##### EXCERPTED DATA #####

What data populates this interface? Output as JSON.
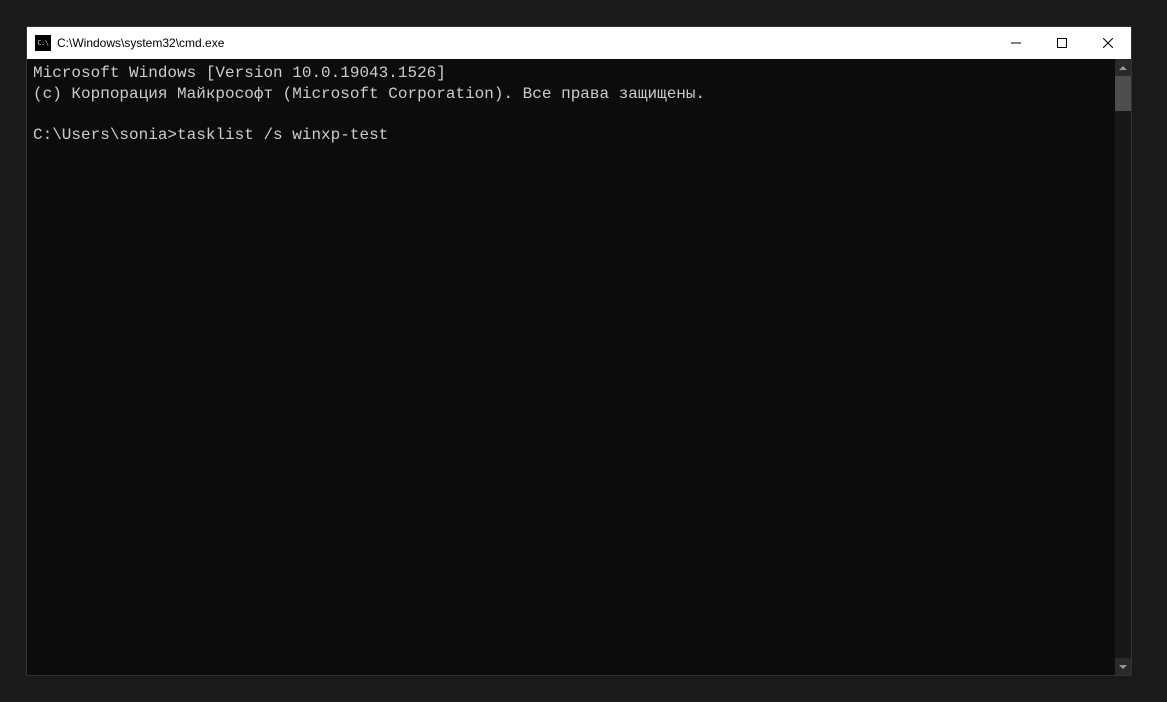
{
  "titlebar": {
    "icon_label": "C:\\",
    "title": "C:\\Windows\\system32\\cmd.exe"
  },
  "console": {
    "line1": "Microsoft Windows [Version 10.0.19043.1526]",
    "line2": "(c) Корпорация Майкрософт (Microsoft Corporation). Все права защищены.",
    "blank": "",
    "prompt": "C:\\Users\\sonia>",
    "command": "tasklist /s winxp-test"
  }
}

#####

Search the listing above for the string "Windows". Copy every line that contains it.

    "title": "C:\\Windows\\system32\\cmd.exe"
    "line1": "Microsoft Windows [Version 10.0.19043.1526]",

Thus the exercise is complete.